Rows from a figure dataset
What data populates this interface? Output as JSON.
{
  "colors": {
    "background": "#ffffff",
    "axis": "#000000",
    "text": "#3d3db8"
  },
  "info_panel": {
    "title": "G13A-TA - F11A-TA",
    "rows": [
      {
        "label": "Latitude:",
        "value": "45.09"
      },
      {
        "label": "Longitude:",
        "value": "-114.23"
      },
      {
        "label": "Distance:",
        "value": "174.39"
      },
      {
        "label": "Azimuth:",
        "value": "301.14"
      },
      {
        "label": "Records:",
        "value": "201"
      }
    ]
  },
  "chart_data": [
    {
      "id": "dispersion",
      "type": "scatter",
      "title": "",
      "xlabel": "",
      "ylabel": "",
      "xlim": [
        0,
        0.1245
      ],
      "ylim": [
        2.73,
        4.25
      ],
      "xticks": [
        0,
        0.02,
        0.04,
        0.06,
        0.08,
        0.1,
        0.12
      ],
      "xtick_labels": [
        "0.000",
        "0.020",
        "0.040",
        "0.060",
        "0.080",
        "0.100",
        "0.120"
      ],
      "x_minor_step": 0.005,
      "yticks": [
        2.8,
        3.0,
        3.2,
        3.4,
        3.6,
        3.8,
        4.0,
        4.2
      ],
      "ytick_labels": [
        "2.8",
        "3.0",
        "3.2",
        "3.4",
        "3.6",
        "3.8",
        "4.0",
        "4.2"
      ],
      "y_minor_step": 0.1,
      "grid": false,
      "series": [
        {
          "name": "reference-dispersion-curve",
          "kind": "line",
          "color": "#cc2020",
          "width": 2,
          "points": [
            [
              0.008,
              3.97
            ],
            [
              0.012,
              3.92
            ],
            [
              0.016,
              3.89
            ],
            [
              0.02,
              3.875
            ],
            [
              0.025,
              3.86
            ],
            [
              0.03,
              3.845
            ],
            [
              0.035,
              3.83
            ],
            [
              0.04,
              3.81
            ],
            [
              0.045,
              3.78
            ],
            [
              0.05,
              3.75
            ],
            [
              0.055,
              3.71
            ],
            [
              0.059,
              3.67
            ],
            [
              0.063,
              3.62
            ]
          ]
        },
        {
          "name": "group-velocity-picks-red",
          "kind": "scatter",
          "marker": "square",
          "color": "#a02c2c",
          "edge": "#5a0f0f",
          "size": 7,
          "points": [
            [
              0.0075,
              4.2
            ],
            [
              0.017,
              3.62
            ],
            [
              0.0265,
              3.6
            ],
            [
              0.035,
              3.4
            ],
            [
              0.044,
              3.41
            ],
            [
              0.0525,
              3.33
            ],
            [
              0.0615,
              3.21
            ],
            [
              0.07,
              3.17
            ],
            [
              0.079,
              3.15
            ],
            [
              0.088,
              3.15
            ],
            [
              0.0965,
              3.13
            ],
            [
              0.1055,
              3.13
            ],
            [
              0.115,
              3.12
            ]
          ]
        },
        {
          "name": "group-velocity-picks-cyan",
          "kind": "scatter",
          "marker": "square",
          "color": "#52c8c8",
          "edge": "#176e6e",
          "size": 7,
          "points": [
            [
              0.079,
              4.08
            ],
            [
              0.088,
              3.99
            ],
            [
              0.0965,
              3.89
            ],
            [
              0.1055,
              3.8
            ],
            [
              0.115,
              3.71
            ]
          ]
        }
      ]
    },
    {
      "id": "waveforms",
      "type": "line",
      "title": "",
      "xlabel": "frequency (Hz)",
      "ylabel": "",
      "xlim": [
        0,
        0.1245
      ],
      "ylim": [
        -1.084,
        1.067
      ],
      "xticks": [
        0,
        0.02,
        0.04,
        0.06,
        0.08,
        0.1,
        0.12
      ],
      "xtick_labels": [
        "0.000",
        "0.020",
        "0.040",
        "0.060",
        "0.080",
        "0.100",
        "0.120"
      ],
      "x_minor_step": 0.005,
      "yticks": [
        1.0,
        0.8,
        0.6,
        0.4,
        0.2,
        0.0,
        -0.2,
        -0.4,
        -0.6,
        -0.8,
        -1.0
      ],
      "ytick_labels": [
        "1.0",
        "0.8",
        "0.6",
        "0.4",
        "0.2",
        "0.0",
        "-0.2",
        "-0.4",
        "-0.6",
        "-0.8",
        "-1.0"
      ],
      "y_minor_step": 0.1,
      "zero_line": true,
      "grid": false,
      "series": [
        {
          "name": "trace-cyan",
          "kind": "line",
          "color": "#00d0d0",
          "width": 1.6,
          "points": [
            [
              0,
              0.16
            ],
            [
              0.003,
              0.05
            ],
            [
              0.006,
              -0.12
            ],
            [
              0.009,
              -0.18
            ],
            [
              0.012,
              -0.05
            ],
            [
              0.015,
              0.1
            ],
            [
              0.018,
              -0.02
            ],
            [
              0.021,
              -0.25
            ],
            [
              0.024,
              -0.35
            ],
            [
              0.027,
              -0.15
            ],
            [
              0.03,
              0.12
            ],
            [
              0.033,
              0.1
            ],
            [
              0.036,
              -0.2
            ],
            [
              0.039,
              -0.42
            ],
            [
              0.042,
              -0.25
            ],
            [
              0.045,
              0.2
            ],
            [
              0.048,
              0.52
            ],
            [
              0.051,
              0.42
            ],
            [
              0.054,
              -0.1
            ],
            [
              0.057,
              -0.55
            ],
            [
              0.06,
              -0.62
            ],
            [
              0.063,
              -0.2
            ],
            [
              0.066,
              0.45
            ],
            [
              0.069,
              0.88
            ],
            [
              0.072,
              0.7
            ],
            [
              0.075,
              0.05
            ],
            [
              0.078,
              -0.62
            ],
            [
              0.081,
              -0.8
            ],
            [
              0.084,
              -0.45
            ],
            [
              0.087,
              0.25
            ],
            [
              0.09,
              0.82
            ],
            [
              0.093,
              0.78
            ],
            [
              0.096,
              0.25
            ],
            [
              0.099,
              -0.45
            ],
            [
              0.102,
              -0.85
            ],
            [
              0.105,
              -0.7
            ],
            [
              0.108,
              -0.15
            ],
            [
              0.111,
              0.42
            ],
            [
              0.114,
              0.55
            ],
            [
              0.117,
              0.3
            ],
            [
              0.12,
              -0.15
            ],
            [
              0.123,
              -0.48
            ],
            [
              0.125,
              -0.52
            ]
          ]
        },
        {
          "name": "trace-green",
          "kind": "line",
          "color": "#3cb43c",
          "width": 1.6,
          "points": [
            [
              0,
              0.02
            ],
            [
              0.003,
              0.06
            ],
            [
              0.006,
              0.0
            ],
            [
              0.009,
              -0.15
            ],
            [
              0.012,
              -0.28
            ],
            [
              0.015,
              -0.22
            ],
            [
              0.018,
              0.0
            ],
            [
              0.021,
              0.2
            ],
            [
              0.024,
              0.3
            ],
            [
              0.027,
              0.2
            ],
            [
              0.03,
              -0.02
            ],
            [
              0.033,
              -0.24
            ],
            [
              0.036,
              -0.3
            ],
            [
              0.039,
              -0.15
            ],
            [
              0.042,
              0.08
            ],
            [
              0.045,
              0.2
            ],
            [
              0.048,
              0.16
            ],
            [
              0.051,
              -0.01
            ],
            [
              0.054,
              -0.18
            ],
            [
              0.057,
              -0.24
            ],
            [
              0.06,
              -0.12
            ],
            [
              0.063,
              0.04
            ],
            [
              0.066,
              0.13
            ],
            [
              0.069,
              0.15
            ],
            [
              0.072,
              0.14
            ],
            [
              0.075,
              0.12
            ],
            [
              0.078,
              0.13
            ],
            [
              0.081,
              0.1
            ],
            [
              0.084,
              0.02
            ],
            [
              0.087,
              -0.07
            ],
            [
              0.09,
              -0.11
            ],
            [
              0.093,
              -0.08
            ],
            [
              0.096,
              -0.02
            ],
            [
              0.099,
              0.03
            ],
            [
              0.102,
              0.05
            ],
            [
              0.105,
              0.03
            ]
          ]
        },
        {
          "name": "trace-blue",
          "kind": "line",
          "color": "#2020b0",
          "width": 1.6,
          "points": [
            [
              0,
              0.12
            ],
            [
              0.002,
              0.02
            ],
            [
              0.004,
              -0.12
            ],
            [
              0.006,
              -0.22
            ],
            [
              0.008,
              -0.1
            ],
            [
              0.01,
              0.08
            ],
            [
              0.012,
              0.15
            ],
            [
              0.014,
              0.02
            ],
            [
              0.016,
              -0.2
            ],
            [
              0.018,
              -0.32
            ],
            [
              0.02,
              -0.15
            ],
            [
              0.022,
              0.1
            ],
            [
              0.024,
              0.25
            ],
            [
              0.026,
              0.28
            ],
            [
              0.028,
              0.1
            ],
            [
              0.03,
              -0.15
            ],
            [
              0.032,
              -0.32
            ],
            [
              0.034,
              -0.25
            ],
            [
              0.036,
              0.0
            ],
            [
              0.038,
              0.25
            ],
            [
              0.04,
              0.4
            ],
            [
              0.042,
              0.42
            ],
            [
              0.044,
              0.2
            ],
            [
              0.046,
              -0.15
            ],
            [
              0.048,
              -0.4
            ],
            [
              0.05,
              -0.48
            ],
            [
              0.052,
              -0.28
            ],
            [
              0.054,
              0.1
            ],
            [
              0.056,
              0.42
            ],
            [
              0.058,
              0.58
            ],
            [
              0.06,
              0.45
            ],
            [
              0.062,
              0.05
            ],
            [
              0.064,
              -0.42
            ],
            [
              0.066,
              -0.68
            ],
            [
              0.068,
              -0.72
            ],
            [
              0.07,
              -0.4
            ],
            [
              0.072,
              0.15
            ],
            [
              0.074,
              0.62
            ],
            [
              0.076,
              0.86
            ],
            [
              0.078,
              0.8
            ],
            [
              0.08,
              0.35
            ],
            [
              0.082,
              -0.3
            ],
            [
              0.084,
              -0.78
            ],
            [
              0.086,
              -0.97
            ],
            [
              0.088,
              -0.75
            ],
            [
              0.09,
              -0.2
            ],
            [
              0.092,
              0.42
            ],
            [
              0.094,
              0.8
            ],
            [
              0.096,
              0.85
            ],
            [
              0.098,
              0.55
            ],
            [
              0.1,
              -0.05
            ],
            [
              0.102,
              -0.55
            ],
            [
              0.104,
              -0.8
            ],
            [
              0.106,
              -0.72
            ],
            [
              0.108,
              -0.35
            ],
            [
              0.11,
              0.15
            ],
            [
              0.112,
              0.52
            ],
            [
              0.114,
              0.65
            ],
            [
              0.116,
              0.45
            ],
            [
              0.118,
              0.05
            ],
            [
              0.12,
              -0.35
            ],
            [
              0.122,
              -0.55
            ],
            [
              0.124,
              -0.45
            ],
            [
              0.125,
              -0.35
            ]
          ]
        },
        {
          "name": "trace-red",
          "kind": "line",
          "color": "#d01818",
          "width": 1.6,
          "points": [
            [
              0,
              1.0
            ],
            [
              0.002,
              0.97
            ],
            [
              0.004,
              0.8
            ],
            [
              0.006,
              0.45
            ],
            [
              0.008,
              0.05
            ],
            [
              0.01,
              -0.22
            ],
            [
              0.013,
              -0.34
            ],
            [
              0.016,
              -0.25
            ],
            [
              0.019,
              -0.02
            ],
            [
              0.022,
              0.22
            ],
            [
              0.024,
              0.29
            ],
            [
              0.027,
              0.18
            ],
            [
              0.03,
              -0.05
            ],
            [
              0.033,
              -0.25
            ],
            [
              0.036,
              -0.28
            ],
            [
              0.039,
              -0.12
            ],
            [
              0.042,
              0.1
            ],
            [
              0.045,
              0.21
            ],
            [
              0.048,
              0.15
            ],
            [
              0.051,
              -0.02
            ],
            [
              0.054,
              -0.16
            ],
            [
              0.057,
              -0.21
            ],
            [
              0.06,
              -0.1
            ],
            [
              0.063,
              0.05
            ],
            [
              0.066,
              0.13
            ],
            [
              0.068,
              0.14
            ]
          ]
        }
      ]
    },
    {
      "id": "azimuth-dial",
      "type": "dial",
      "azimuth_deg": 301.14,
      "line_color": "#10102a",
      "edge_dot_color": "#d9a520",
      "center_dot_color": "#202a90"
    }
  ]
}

◆ **Exercise brief**
From the data above, copy each line that has the string "velocity".

◆ **Answer to this exercise**
          "name": "group-velocity-picks-red",
          "name": "group-velocity-picks-cyan",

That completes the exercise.